-- Exercise directions --
State how many lines of the data contain the word "MDMO", and write nothing besides the number.
[Start Dataset extract]
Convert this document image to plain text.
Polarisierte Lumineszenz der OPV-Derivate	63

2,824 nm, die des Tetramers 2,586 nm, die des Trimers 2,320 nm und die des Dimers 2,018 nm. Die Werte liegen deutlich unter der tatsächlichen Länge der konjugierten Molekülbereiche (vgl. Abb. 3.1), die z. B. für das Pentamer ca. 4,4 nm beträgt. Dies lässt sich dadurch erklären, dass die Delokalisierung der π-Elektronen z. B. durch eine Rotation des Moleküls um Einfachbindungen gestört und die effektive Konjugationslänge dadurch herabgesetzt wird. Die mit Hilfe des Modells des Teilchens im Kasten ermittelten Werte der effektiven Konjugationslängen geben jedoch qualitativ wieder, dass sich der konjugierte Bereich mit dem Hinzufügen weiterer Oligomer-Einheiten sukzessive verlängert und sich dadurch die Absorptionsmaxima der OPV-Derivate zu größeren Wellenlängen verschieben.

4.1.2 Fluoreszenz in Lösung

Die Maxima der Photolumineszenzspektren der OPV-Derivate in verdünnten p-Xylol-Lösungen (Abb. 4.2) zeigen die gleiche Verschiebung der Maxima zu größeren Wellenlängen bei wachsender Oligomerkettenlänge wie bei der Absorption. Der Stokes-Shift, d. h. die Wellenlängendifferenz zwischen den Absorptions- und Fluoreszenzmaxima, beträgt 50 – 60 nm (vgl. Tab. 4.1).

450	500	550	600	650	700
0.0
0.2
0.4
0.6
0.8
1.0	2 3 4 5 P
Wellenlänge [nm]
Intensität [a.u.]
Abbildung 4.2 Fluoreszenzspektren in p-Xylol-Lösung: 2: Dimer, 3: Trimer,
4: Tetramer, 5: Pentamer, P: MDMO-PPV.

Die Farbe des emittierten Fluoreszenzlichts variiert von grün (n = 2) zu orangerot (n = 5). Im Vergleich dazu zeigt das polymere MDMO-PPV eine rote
[End Dataset extract]
-- Task answer --
2